→ **Stored records**
★ ★ ★

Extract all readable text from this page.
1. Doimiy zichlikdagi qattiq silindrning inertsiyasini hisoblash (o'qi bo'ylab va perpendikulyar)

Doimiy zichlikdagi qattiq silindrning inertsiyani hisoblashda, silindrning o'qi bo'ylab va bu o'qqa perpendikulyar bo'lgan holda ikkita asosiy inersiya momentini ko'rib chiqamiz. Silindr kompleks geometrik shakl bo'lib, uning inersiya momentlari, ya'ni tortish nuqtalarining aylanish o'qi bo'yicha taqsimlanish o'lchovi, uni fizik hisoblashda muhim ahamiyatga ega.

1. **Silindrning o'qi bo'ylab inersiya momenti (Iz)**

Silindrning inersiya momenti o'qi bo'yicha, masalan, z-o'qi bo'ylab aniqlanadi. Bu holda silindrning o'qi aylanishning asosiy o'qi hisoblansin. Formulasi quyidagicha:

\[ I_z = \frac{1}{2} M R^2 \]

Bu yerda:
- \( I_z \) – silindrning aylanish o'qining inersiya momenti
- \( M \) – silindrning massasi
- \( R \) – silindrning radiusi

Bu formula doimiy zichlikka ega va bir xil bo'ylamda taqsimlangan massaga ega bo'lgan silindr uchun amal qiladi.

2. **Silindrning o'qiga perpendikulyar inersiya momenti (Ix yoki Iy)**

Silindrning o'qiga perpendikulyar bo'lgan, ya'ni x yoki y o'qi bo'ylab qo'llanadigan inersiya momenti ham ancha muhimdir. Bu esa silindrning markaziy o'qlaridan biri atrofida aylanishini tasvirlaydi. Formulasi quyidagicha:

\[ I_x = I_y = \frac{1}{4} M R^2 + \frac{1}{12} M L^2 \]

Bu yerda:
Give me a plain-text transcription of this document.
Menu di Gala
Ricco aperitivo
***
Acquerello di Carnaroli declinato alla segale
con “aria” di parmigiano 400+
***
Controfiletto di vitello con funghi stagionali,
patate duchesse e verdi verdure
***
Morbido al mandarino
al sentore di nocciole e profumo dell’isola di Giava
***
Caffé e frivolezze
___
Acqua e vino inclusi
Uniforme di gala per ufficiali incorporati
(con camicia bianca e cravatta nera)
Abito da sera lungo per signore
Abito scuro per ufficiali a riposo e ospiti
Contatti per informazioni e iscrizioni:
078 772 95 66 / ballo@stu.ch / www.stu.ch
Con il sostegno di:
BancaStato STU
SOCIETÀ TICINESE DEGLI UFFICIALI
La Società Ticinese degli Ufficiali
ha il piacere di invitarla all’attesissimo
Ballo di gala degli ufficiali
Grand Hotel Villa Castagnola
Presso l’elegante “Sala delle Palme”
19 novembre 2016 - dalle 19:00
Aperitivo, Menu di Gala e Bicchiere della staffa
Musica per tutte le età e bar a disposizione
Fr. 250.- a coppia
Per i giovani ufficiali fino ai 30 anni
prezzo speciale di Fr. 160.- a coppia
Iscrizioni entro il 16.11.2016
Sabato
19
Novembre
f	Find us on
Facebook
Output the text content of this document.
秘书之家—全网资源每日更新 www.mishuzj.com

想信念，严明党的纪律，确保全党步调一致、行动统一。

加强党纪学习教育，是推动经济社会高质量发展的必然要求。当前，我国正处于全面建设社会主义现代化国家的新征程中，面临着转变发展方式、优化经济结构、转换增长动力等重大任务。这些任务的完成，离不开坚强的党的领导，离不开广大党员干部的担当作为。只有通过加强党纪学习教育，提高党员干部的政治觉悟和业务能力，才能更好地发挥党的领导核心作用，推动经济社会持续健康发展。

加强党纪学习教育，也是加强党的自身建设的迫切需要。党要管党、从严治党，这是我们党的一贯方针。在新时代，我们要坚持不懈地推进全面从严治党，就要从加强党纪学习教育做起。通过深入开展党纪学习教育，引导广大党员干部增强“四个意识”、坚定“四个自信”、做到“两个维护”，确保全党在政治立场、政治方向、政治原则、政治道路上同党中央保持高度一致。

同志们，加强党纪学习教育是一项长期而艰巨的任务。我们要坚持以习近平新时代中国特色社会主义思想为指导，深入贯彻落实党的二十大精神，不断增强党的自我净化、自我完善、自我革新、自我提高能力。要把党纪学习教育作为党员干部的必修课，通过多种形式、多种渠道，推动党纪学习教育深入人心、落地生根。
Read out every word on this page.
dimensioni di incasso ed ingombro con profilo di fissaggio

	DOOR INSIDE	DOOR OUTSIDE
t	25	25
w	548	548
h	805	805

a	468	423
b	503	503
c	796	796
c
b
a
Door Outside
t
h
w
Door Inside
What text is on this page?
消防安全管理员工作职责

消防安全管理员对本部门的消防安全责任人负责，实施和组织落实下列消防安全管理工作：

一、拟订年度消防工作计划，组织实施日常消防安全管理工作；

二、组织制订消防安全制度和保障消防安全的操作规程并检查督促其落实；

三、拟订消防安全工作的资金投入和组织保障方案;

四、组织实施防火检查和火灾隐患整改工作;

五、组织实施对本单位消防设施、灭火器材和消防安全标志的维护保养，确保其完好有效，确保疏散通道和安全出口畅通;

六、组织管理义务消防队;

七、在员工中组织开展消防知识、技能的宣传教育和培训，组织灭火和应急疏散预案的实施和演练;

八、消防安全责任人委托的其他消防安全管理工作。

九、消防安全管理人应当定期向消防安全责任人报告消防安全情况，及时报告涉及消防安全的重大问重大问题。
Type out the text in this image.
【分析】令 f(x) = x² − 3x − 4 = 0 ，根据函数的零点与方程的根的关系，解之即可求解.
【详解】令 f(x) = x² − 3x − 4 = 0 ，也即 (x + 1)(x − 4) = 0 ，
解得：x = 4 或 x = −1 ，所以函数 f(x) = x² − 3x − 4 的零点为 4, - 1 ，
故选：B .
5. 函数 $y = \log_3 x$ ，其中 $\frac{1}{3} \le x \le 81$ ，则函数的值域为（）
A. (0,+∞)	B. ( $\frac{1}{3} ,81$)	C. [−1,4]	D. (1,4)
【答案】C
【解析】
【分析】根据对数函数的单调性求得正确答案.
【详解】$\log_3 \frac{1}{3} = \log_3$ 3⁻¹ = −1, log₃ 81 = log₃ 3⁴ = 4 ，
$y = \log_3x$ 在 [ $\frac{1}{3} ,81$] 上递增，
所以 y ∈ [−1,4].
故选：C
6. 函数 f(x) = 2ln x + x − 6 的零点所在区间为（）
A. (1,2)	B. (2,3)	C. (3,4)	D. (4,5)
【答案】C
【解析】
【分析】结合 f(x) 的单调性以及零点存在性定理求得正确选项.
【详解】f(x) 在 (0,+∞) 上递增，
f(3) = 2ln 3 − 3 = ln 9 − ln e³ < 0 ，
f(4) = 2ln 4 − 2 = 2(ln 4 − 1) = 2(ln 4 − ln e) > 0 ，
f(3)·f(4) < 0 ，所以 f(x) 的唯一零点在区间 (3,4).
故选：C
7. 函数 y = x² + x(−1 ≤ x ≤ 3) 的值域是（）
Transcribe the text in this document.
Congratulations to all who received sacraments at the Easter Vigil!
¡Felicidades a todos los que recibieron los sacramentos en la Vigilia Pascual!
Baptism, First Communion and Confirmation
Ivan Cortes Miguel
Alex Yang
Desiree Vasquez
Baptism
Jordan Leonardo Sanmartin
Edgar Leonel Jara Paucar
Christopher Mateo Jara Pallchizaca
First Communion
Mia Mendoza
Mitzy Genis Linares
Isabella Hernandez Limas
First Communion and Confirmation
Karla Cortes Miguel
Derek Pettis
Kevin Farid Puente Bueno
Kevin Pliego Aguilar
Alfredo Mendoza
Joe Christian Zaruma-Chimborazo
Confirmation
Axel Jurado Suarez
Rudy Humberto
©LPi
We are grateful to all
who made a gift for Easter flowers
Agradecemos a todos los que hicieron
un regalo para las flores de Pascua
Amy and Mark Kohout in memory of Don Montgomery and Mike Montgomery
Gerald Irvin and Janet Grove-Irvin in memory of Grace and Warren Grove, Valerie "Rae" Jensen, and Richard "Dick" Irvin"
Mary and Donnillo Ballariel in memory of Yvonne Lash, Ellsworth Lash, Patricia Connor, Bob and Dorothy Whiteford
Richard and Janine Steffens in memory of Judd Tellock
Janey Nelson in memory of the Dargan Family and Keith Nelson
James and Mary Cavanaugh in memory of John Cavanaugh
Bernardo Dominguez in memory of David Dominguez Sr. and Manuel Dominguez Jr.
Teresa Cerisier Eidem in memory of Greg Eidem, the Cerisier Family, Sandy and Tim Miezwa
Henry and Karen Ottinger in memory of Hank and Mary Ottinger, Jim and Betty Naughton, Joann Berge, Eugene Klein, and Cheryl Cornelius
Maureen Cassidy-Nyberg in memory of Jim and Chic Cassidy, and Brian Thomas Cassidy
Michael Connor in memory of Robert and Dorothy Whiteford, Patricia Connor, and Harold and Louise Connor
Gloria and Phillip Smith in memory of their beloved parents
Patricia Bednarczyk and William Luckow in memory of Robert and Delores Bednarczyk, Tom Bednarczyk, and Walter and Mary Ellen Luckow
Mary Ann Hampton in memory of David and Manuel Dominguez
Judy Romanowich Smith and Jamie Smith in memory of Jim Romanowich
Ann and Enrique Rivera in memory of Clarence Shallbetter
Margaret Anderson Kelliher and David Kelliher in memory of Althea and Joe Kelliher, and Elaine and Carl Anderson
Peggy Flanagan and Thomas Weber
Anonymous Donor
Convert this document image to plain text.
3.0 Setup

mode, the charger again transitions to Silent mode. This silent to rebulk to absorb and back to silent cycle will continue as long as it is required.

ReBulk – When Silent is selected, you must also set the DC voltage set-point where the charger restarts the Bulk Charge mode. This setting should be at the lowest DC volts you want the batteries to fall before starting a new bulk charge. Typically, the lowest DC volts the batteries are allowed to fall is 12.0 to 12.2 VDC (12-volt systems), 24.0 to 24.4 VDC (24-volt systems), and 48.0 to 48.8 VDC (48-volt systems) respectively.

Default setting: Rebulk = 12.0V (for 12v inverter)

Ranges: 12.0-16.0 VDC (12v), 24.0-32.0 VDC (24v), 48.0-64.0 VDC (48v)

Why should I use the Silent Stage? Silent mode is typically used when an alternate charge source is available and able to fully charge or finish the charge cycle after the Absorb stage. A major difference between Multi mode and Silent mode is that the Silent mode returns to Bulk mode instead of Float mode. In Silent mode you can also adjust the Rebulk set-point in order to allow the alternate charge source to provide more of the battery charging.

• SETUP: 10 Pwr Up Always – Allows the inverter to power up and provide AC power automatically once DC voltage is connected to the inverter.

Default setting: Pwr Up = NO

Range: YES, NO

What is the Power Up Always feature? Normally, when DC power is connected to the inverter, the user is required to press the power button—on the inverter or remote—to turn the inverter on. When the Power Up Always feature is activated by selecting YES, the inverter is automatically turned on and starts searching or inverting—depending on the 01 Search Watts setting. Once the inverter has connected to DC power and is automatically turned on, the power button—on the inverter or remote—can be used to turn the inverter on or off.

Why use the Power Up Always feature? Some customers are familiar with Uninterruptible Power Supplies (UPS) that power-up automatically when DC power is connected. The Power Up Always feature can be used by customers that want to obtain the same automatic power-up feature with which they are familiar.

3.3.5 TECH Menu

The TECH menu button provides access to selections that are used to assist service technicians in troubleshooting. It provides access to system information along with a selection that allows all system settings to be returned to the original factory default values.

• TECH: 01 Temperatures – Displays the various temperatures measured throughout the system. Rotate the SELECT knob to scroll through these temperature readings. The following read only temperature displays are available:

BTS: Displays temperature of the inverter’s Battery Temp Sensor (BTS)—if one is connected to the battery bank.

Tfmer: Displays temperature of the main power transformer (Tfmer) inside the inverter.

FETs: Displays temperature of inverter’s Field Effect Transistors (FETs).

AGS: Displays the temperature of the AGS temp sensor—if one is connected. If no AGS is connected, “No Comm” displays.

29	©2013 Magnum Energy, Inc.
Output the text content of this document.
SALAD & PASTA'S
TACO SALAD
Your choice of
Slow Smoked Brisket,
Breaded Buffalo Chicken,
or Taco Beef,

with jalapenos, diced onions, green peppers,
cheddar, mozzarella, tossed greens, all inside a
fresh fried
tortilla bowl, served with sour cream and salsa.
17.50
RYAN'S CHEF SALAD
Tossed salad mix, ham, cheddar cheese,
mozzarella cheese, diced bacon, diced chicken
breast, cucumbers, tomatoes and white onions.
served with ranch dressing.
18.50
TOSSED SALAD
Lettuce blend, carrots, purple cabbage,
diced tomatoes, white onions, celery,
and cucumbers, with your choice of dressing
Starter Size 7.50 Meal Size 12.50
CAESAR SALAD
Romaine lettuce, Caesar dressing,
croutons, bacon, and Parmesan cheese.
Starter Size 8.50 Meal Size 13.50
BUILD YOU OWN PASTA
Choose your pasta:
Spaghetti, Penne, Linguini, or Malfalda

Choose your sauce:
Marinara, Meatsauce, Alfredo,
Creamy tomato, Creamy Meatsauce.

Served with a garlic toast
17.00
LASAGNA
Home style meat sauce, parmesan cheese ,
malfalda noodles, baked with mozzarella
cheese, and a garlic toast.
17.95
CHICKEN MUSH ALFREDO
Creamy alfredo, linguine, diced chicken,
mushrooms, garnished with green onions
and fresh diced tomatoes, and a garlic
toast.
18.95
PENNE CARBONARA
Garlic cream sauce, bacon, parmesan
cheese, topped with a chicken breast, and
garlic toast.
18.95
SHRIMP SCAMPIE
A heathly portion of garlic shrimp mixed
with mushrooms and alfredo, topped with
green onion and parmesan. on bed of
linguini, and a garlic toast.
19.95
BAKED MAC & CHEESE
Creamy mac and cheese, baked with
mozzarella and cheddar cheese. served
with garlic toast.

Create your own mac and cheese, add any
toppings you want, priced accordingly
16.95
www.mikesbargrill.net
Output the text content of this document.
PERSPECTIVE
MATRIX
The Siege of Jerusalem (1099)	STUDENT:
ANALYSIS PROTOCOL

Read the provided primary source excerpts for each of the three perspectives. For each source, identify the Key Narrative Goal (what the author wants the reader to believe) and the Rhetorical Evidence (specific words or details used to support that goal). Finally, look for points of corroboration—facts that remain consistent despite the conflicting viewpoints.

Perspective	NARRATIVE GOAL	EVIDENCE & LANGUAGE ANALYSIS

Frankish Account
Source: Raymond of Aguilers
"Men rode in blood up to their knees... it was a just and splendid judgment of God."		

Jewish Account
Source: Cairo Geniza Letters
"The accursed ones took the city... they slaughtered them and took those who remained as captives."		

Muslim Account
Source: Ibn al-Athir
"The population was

★ ★ ★

→ **What this task involves**
Pick out the lines containing the string "Creamy".

→ **Complete response**
Creamy tomato, Creamy Meatsauce.
Creamy alfredo, linguine, diced chicken,
Creamy mac and cheese, baked with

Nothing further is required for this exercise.